───── SOURCE RECORDS

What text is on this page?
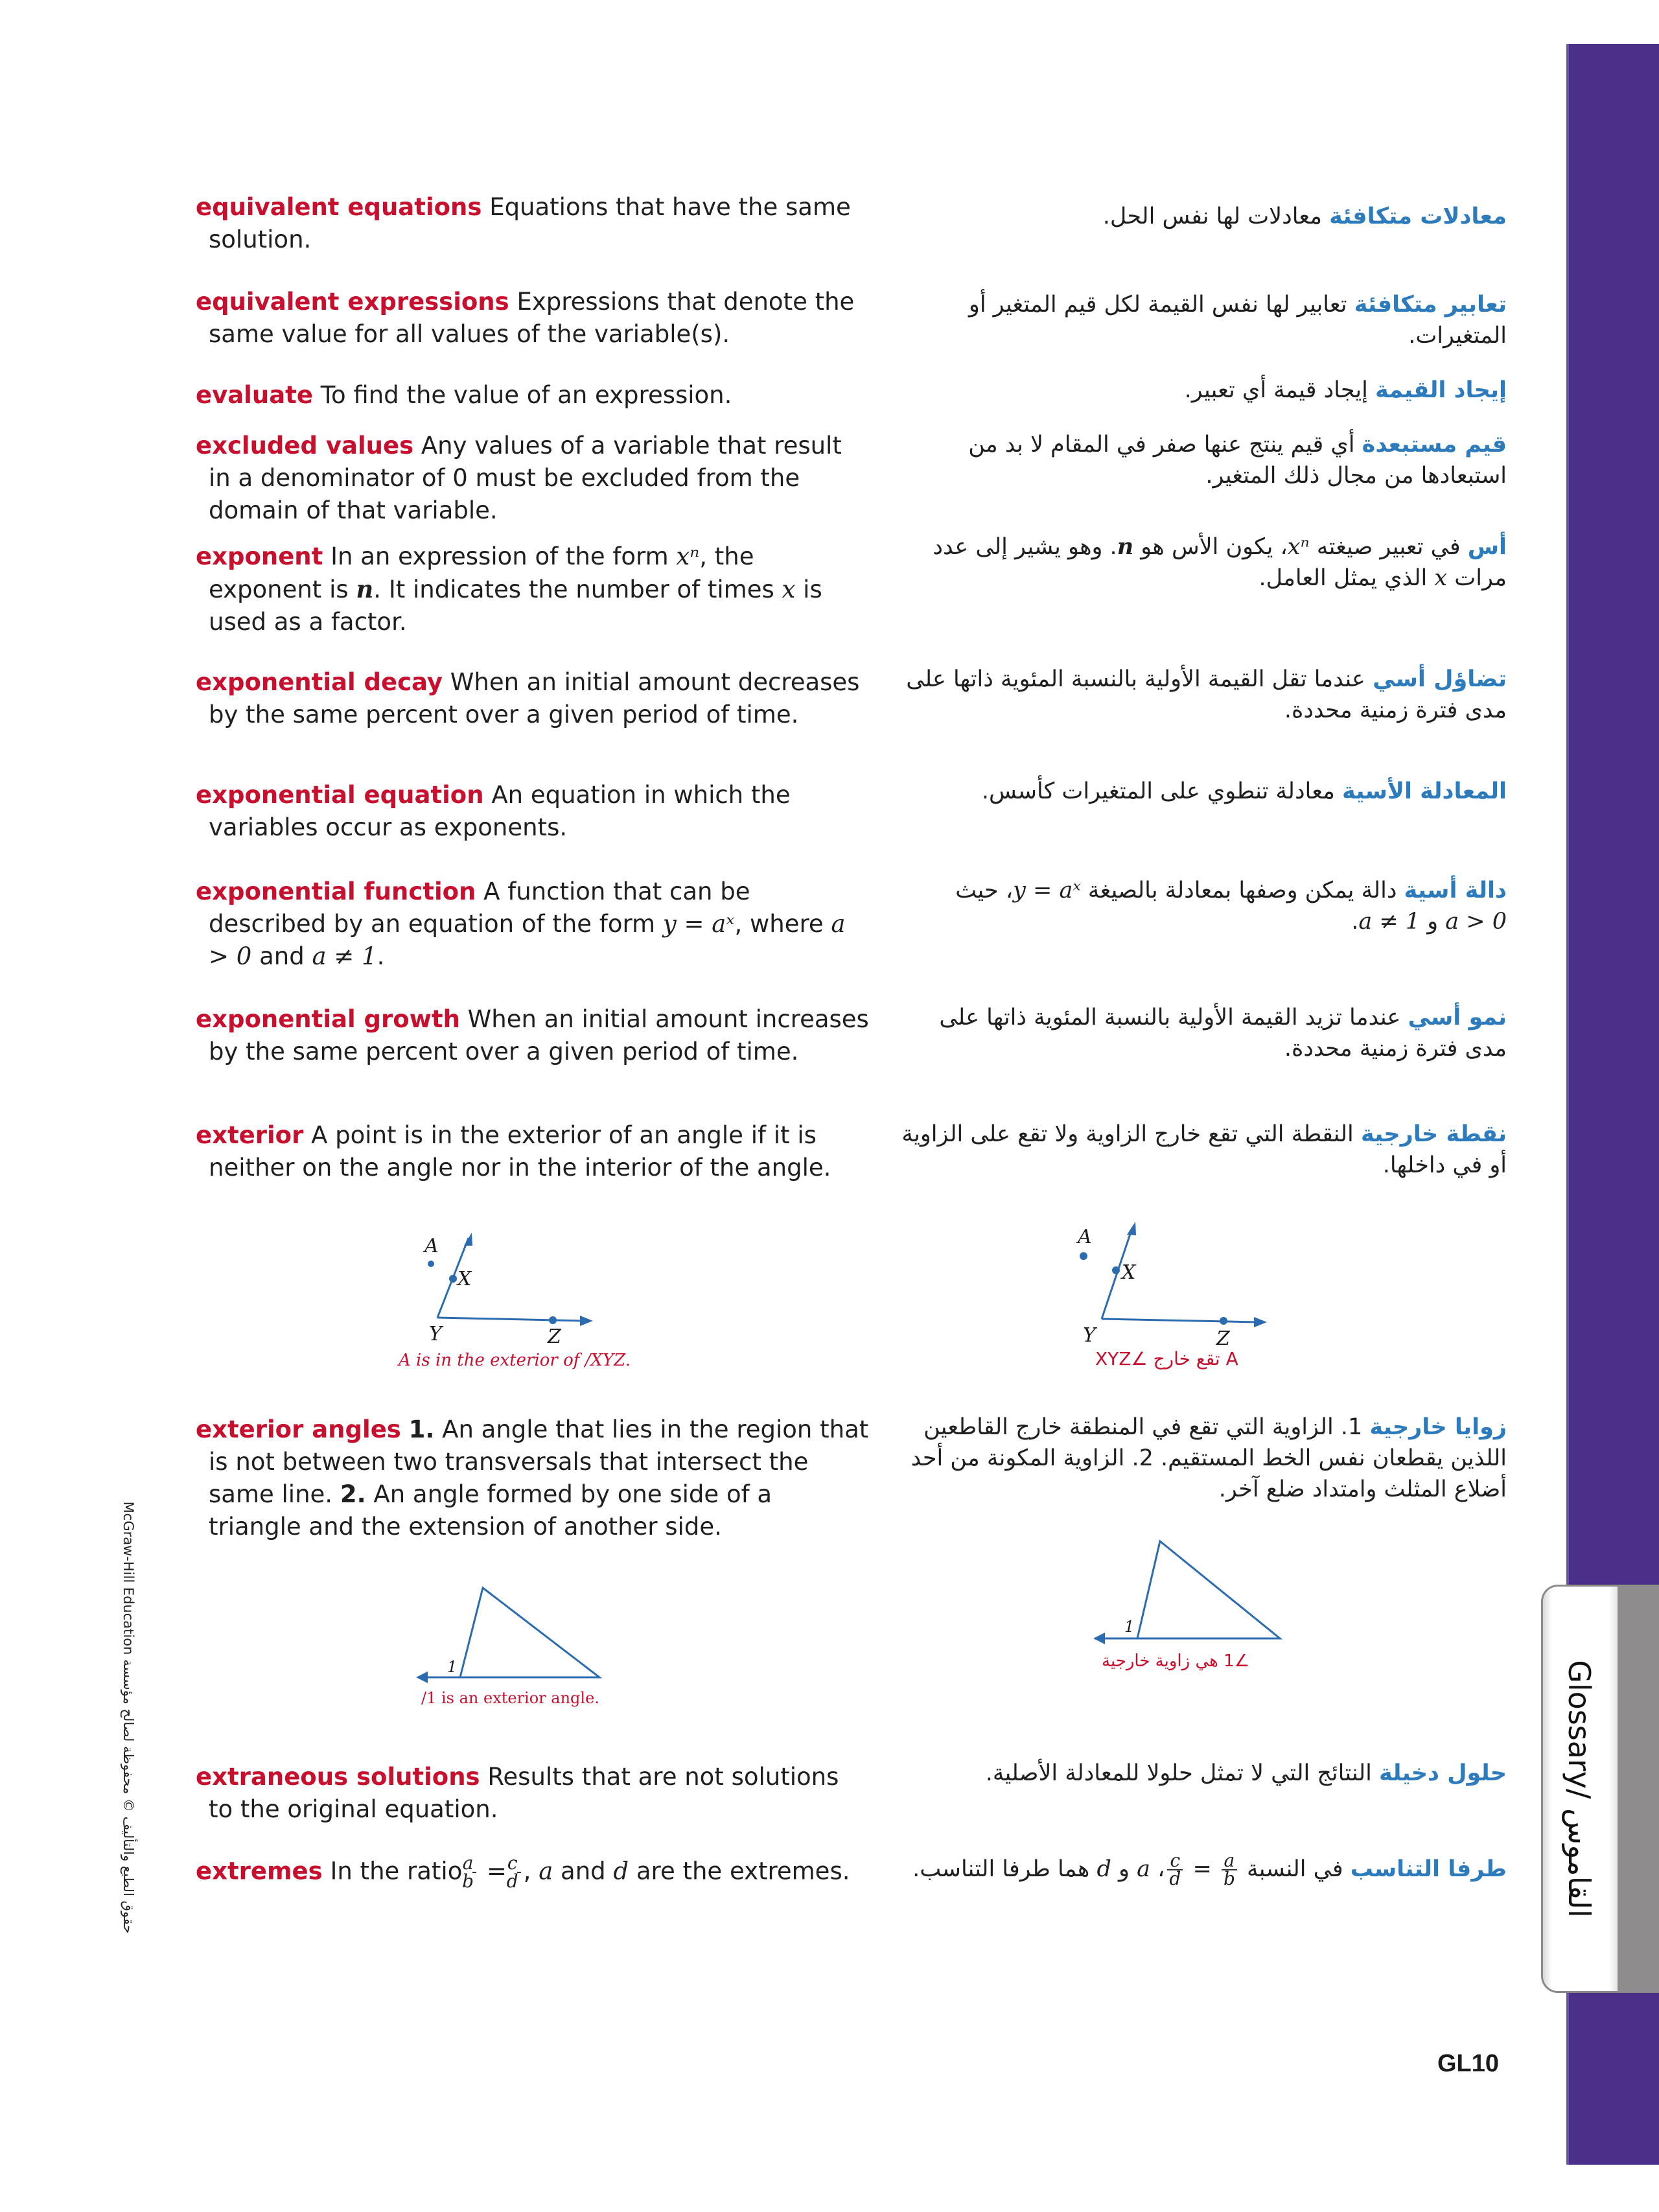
Glossary/ القاموس
McGraw-Hill Education حقوق الطبع والتأليف © محفوظة لصالح مؤسسة
GL10
equivalent equations Equations that have the same solution.
معادلات متكافئة معادلات لها نفس الحل.
equivalent expressions Expressions that denote the same value for all values of the variable(s).
تعابير متكافئة تعابير لها نفس القيمة لكل قيم المتغير أو المتغيرات.
evaluate To find the value of an expression.	إيجاد القيمة إيجاد قيمة أي تعبير.
excluded values Any values of a variable that result in a denominator of 0 must be excluded from the domain of that variable.
قيم مستبعدة أي قيم ينتج عنها صفر في المقام لا بد من استبعادها من مجال ذلك المتغير.
exponent In an expression of the form xⁿ, the exponent is n. It indicates the number of times x is used as a factor.
أس في تعبير صيغته xⁿ، يكون الأس هو n. وهو يشير إلى عدد مرات x الذي يمثل العامل.
exponential decay When an initial amount decreases by the same percent over a given period of time.
تضاؤل أسي عندما تقل القيمة الأولية بالنسبة المئوية ذاتها على مدى فترة زمنية محددة.
exponential equation An equation in which the variables occur as exponents.
المعادلة الأسية معادلة تنطوي على المتغيرات كأسس.
exponential function A function that can be described by an equation of the form y = aˣ, where a > 0 and a ≠ 1.
دالة أسية دالة يمكن وصفها بمعادلة بالصيغة y = aˣ، حيث
a > 0 و a ≠ 1.
exponential growth When an initial amount increases by the same percent over a given period of time.
نمو أسي عندما تزيد القيمة الأولية بالنسبة المئوية ذاتها على مدى فترة زمنية محددة.
exterior A point is in the exterior of an angle if it is neither on the angle nor in the interior of the angle.
نقطة خارجية النقطة التي تقع خارج الزاوية ولا تقع على الزاوية أو في داخلها.
A
X
Y	Z
A is in the exterior of /XYZ.
A
X
Y	Z
A تقع خارج ∠XYZ
exterior angles 1. An angle that lies in the region that is not between two transversals that intersect the same line. 2. An angle formed by one side of a triangle and the extension of another side.
زوايا خارجية 1. الزاوية التي تقع في المنطقة خارج القاطعين اللذين يقطعان نفس الخط المستقيم. 2. الزاوية المكونة من أحد أضلاع المثلث وامتداد ضلع آخر.
1
/1 is an exterior angle.
1
∠1 هي زاوية خارجية
extraneous solutions Results that are not solutions to the original equation.
حلول دخيلة النتائج التي لا تمثل حلولا للمعادلة الأصلية.
extremes In the ratio $\frac{a}{b} = \frac{c}{d}$ , a and d are the extremes.	طرفا التناسب في النسبة
$\frac{a}{b}$
=
$\frac{c}{d}$
، a و d هما طرفا التناسب.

──────────

◆ SET TASK: Reproduce each entry precisely. Leave the pictures out.

◆ COMPLETE RESPONSE:
What text is on this page?
Glossary/ القاموس
McGraw-Hill Education حقوق الطبع والتأليف © محفوظة لصالح مؤسسة
GL10
equivalent equations Equations that have the same solution.
معادلات متكافئة معادلات لها نفس الحل.
equivalent expressions Expressions that denote the same value for all values of the variable(s).
تعابير متكافئة تعابير لها نفس القيمة لكل قيم المتغير أو المتغيرات.
evaluate To find the value of an expression.	إيجاد القيمة إيجاد قيمة أي تعبير.
excluded values Any values of a variable that result in a denominator of 0 must be excluded from the domain of that variable.
قيم مستبعدة أي قيم ينتج عنها صفر في المقام لا بد من استبعادها من مجال ذلك المتغير.
exponent In an expression of the form xⁿ, the exponent is n. It indicates the number of times x is used as a factor.
أس في تعبير صيغته xⁿ، يكون الأس هو n. وهو يشير إلى عدد مرات x الذي يمثل العامل.
exponential decay When an initial amount decreases by the same percent over a given period of time.
تضاؤل أسي عندما تقل القيمة الأولية بالنسبة المئوية ذاتها على مدى فترة زمنية محددة.
exponential equation An equation in which the variables occur as exponents.
المعادلة الأسية معادلة تنطوي على المتغيرات كأسس.
exponential function A function that can be described by an equation of the form y = aˣ, where a > 0 and a ≠ 1.
دالة أسية دالة يمكن وصفها بمعادلة بالصيغة y = aˣ، حيث
a > 0 و a ≠ 1.
exponential growth When an initial amount increases by the same percent over a given period of time.
نمو أسي عندما تزيد القيمة الأولية بالنسبة المئوية ذاتها على مدى فترة زمنية محددة.
exterior A point is in the exterior of an angle if it is neither on the angle nor in the interior of the angle.
نقطة خارجية النقطة التي تقع خارج الزاوية ولا تقع على الزاوية أو في داخلها.
A
X
Y	Z
A is in the exterior of /XYZ.
A
X
Y	Z
A تقع خارج ∠XYZ
exterior angles 1. An angle that lies in the region that is not between two transversals that intersect the same line. 2. An angle formed by one side of a triangle and the extension of another side.
زوايا خارجية 1. الزاوية التي تقع في المنطقة خارج القاطعين اللذين يقطعان نفس الخط المستقيم. 2. الزاوية المكونة من أحد أضلاع المثلث وامتداد ضلع آخر.
1
/1 is an exterior angle.
1
∠1 هي زاوية خارجية
extraneous solutions Results that are not solutions to the original equation.
حلول دخيلة النتائج التي لا تمثل حلولا للمعادلة الأصلية.
extremes In the ratio $\frac{a}{b} = \frac{c}{d}$ , a and d are the extremes.	طرفا التناسب في النسبة
$\frac{a}{b}$
=
$\frac{c}{d}$
، a و d هما طرفا التناسب.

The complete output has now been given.